■ **DATASET CONTENT**
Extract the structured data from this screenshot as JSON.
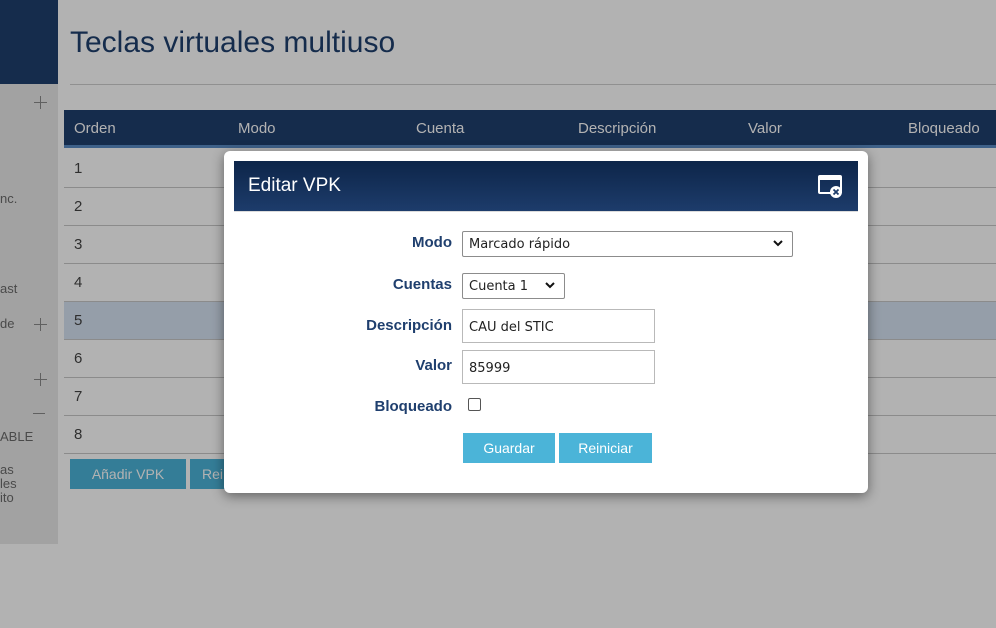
{
  "page": {
    "title": "Teclas virtuales multiuso",
    "sidebar": {
      "texts": [
        "nc.",
        "ast",
        "de",
        "ABLE",
        "as",
        "les",
        "ito"
      ]
    },
    "table": {
      "headers": [
        "Orden",
        "Modo",
        "Cuenta",
        "Descripción",
        "Valor",
        "Bloqueado"
      ],
      "rows": [
        "1",
        "2",
        "3",
        "4",
        "5",
        "6",
        "7",
        "8"
      ],
      "selected_row": "5"
    },
    "buttons": {
      "add": "Añadir VPK",
      "partial": "Rei"
    }
  },
  "modal": {
    "title": "Editar VPK",
    "fields": {
      "modo_label": "Modo",
      "modo_value": "Marcado rápido",
      "cuentas_label": "Cuentas",
      "cuentas_value": "Cuenta 1",
      "descripcion_label": "Descripción",
      "descripcion_value": "CAU del STIC",
      "valor_label": "Valor",
      "valor_value": "85999",
      "bloqueado_label": "Bloqueado",
      "bloqueado_checked": false
    },
    "buttons": {
      "save": "Guardar",
      "reset": "Reiniciar"
    }
  },
  "colors": {
    "primary_dark": "#1f3f6e",
    "accent_button": "#4bb4d8",
    "selected_row": "#d6e2f3"
  }
}
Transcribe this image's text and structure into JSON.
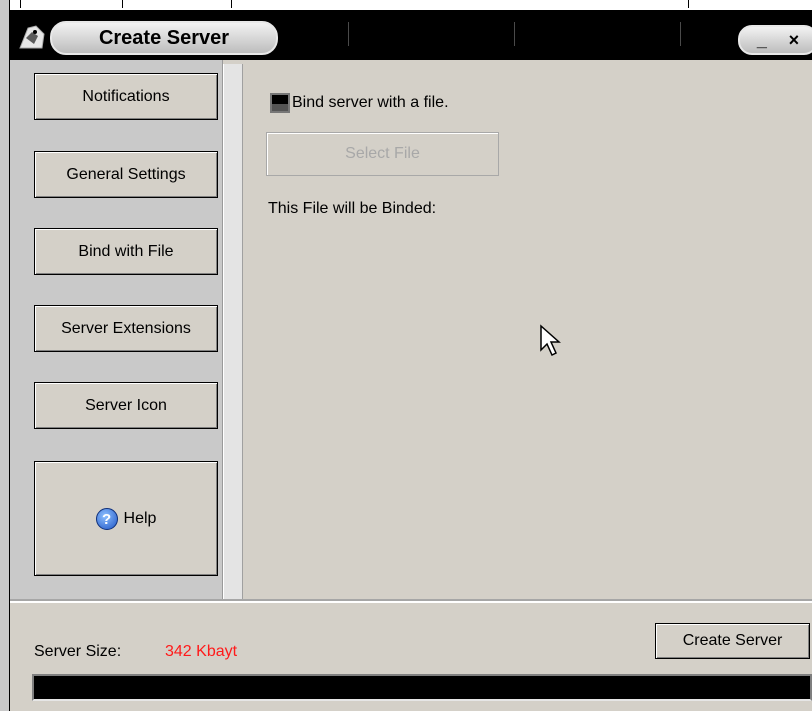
{
  "window": {
    "title": "Create Server",
    "controls": {
      "minimize": "_",
      "close": "×"
    }
  },
  "sidebar": {
    "items": [
      {
        "label": "Notifications"
      },
      {
        "label": "General Settings"
      },
      {
        "label": "Bind with File"
      },
      {
        "label": "Server Extensions"
      },
      {
        "label": "Server Icon"
      },
      {
        "label": "Help",
        "icon": "help-icon"
      }
    ]
  },
  "main": {
    "bind_checkbox_label": "Bind server with a file.",
    "bind_checkbox_checked": false,
    "select_file_button": "Select File",
    "select_file_enabled": false,
    "binded_label": "This File will be Binded:"
  },
  "footer": {
    "size_label": "Server Size:",
    "size_value": "342 Kbayt",
    "size_value_color": "#ff1a1a",
    "create_button": "Create Server",
    "progress": 0
  }
}
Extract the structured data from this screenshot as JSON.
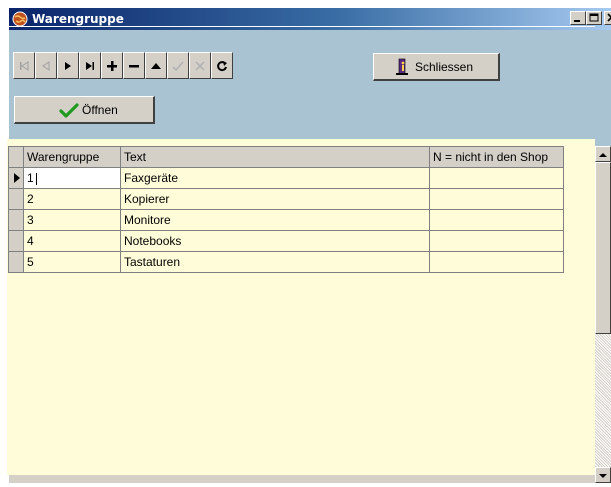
{
  "window": {
    "title": "Warengruppe",
    "colors": {
      "title_gradient_start": "#0a246a",
      "title_gradient_end": "#a6caf0",
      "panel": "#a9c3d3",
      "grid_background": "#fffdd9"
    }
  },
  "navigator": {
    "buttons": [
      {
        "icon": "first-record-icon",
        "enabled": false
      },
      {
        "icon": "prior-record-icon",
        "enabled": false
      },
      {
        "icon": "next-record-icon",
        "enabled": true
      },
      {
        "icon": "last-record-icon",
        "enabled": true
      },
      {
        "icon": "insert-record-icon",
        "enabled": true
      },
      {
        "icon": "delete-record-icon",
        "enabled": true
      },
      {
        "icon": "edit-record-icon",
        "enabled": true
      },
      {
        "icon": "post-record-icon",
        "enabled": false
      },
      {
        "icon": "cancel-edit-icon",
        "enabled": false
      },
      {
        "icon": "refresh-icon",
        "enabled": true
      }
    ]
  },
  "actions": {
    "close_label": "Schliessen",
    "close_icon": "exit-door-icon",
    "open_label": "Öffnen",
    "open_icon": "green-checkmark-icon"
  },
  "grid": {
    "columns": [
      "Warengruppe",
      "Text",
      "N = nicht in den Shop"
    ],
    "rows": [
      {
        "warengruppe": "1",
        "text": "Faxgeräte",
        "shop": ""
      },
      {
        "warengruppe": "2",
        "text": "Kopierer",
        "shop": ""
      },
      {
        "warengruppe": "3",
        "text": "Monitore",
        "shop": ""
      },
      {
        "warengruppe": "4",
        "text": "Notebooks",
        "shop": ""
      },
      {
        "warengruppe": "5",
        "text": "Tastaturen",
        "shop": ""
      }
    ],
    "current_row": 1
  }
}
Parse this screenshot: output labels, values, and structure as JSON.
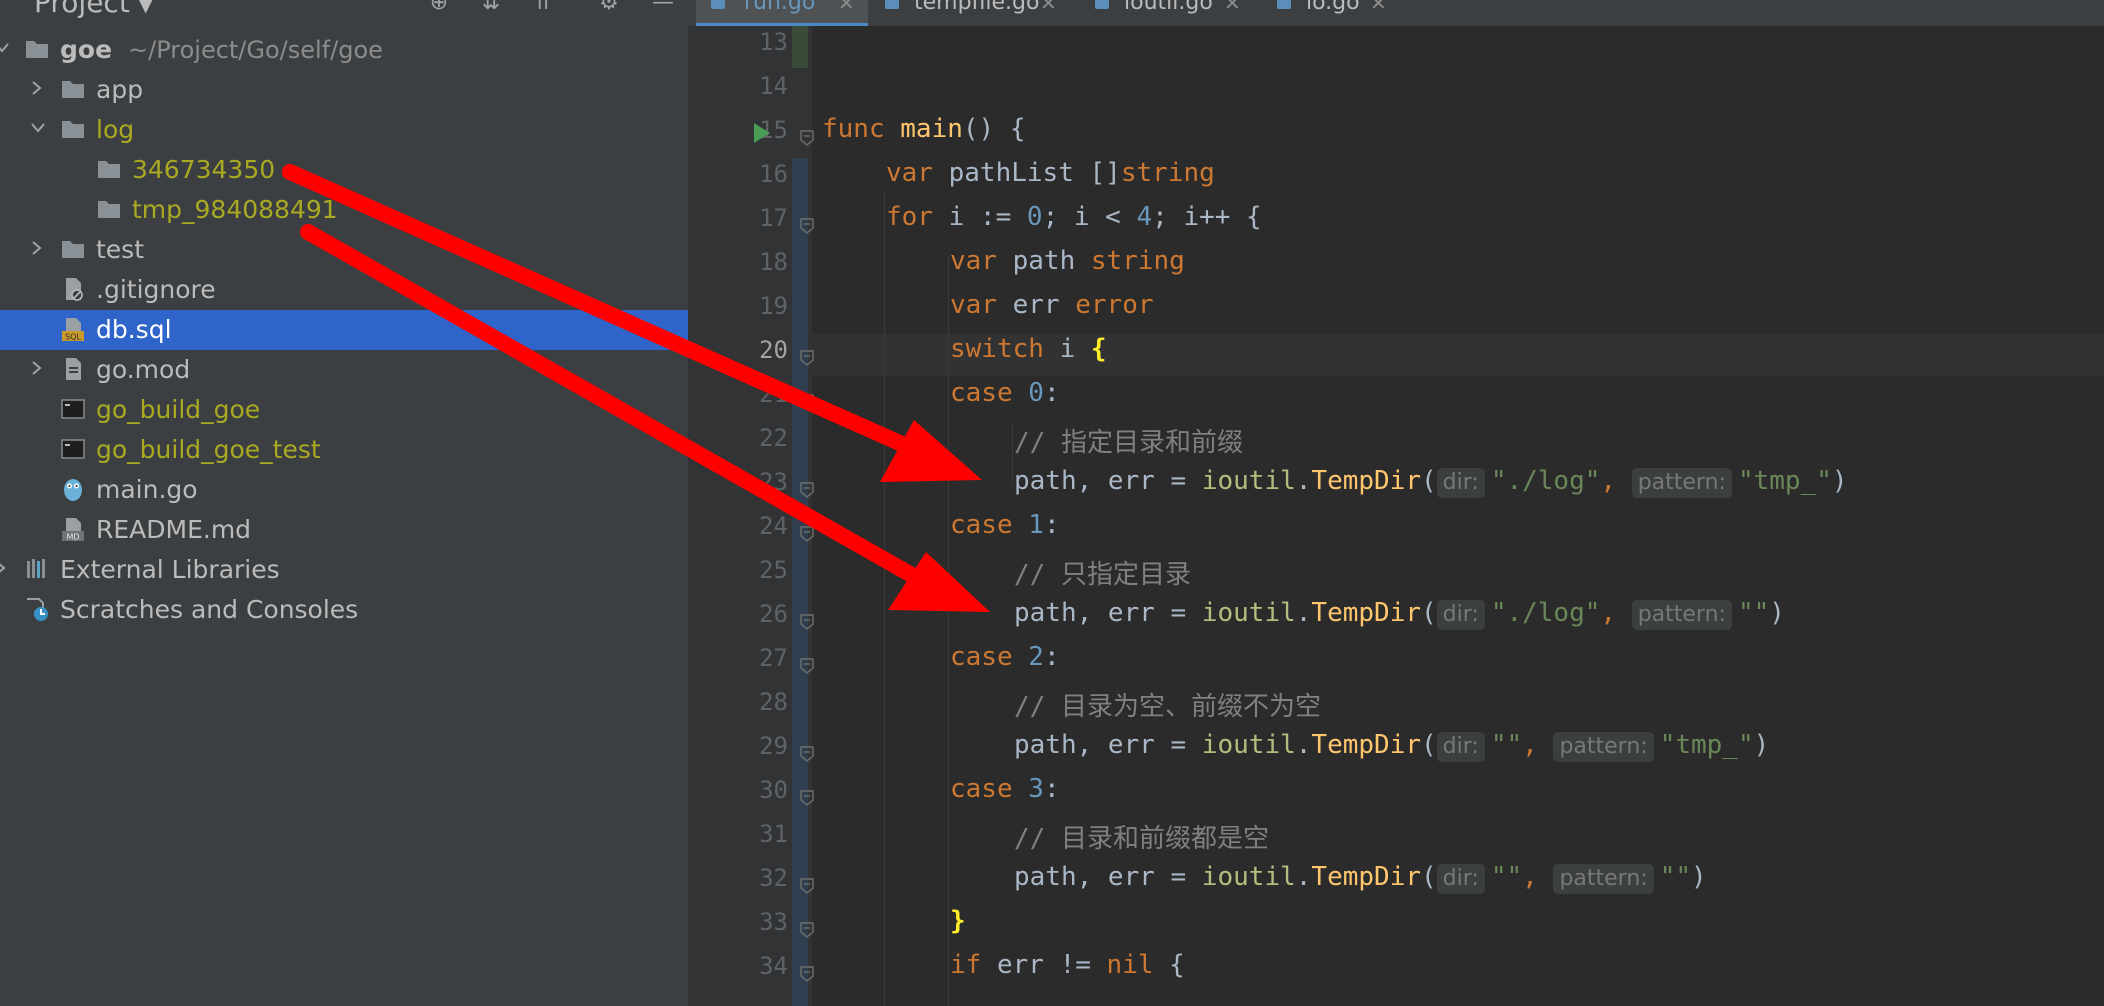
{
  "project_panel": {
    "title": "Project",
    "tree": [
      {
        "label": "goe",
        "sub": "~/Project/Go/self/goe",
        "depth": 0,
        "arrow": "open",
        "icon": "folder-icon",
        "style": "bold"
      },
      {
        "label": "app",
        "depth": 1,
        "arrow": "closed",
        "icon": "folder-icon"
      },
      {
        "label": "log",
        "depth": 1,
        "arrow": "open",
        "icon": "folder-icon",
        "style": "olive"
      },
      {
        "label": "346734350",
        "depth": 2,
        "icon": "folder-icon",
        "style": "olive"
      },
      {
        "label": "tmp_984088491",
        "depth": 2,
        "icon": "folder-icon",
        "style": "olive"
      },
      {
        "label": "test",
        "depth": 1,
        "arrow": "closed",
        "icon": "folder-icon"
      },
      {
        "label": ".gitignore",
        "depth": 1,
        "icon": "ignore-file-icon"
      },
      {
        "label": "db.sql",
        "depth": 1,
        "icon": "sql-file-icon",
        "selected": true
      },
      {
        "label": "go.mod",
        "depth": 1,
        "arrow": "closed",
        "icon": "file-icon"
      },
      {
        "label": "go_build_goe",
        "depth": 1,
        "icon": "executable-icon",
        "style": "olive"
      },
      {
        "label": "go_build_goe_test",
        "depth": 1,
        "icon": "executable-icon",
        "style": "olive"
      },
      {
        "label": "main.go",
        "depth": 1,
        "icon": "go-file-icon"
      },
      {
        "label": "README.md",
        "depth": 1,
        "icon": "markdown-file-icon"
      },
      {
        "label": "External Libraries",
        "depth": 0,
        "arrow": "closed",
        "icon": "library-icon"
      },
      {
        "label": "Scratches and Consoles",
        "depth": 0,
        "icon": "scratches-icon"
      }
    ]
  },
  "tabs": [
    {
      "label": "run.go",
      "active": true
    },
    {
      "label": "tempfile.go"
    },
    {
      "label": "ioutil.go"
    },
    {
      "label": "io.go"
    }
  ],
  "editor": {
    "current_line": 20,
    "lines": [
      {
        "n": "13"
      },
      {
        "n": "14"
      },
      {
        "n": "15"
      },
      {
        "n": "16"
      },
      {
        "n": "17"
      },
      {
        "n": "18"
      },
      {
        "n": "19"
      },
      {
        "n": "20"
      },
      {
        "n": "21"
      },
      {
        "n": "22"
      },
      {
        "n": "23"
      },
      {
        "n": "24"
      },
      {
        "n": "25"
      },
      {
        "n": "26"
      },
      {
        "n": "27"
      },
      {
        "n": "28"
      },
      {
        "n": "29"
      },
      {
        "n": "30"
      },
      {
        "n": "31"
      },
      {
        "n": "32"
      },
      {
        "n": "33"
      },
      {
        "n": "34"
      }
    ],
    "code": {
      "l15": {
        "kw": "func",
        "fn": "main",
        "rest": "() {"
      },
      "l16": {
        "kw": "var",
        "ident": "pathList",
        "punct": "[]",
        "type": "string"
      },
      "l17": {
        "kw": "for",
        "a": "i := ",
        "n0": "0",
        "b": "; i < ",
        "n4": "4",
        "c": "; i++ {"
      },
      "l18": {
        "kw": "var",
        "ident": "path",
        "type": "string"
      },
      "l19": {
        "kw": "var",
        "ident": "err",
        "type": "error"
      },
      "l20": {
        "kw": "switch",
        "ident": "i",
        "brace": "{"
      },
      "l21": {
        "kw": "case",
        "num": "0",
        "colon": ":"
      },
      "l22": {
        "comment": "// 指定目录和前缀"
      },
      "l23": {
        "lhs": "path, err = ",
        "pkg": "ioutil",
        "dot": ".",
        "fn": "TempDir",
        "open": "(",
        "hint_dir": "dir:",
        "arg1": "\"./log\"",
        "comma": ", ",
        "hint_pattern": "pattern:",
        "arg2": "\"tmp_\"",
        "close": ")"
      },
      "l24": {
        "kw": "case",
        "num": "1",
        "colon": ":"
      },
      "l25": {
        "comment": "// 只指定目录"
      },
      "l26": {
        "lhs": "path, err = ",
        "pkg": "ioutil",
        "dot": ".",
        "fn": "TempDir",
        "open": "(",
        "hint_dir": "dir:",
        "arg1": "\"./log\"",
        "comma": ", ",
        "hint_pattern": "pattern:",
        "arg2": "\"\"",
        "close": ")"
      },
      "l27": {
        "kw": "case",
        "num": "2",
        "colon": ":"
      },
      "l28": {
        "comment": "// 目录为空、前缀不为空"
      },
      "l29": {
        "lhs": "path, err = ",
        "pkg": "ioutil",
        "dot": ".",
        "fn": "TempDir",
        "open": "(",
        "hint_dir": "dir:",
        "arg1": "\"\"",
        "comma": ", ",
        "hint_pattern": "pattern:",
        "arg2": "\"tmp_\"",
        "close": ")"
      },
      "l30": {
        "kw": "case",
        "num": "3",
        "colon": ":"
      },
      "l31": {
        "comment": "// 目录和前缀都是空"
      },
      "l32": {
        "lhs": "path, err = ",
        "pkg": "ioutil",
        "dot": ".",
        "fn": "TempDir",
        "open": "(",
        "hint_dir": "dir:",
        "arg1": "\"\"",
        "comma": ", ",
        "hint_pattern": "pattern:",
        "arg2": "\"\"",
        "close": ")"
      },
      "l33": {
        "brace": "}"
      },
      "l34": {
        "kw": "if",
        "rest": " err != ",
        "nil": "nil",
        "end": " {"
      }
    }
  },
  "colors": {
    "panel_bg": "#3c3f41",
    "editor_bg": "#2b2b2b",
    "selection": "#2f65ca",
    "annotation_arrow": "#ff0000",
    "keyword": "#cc7832",
    "string": "#6a8759"
  }
}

■ **WHAT THIS TASK INVOLVES**
Each line in the data that holds the string "Descripción" should be found and copied.

■ **THE RESULT**
        "Descripción",
      "descripcion_label": "Descripción",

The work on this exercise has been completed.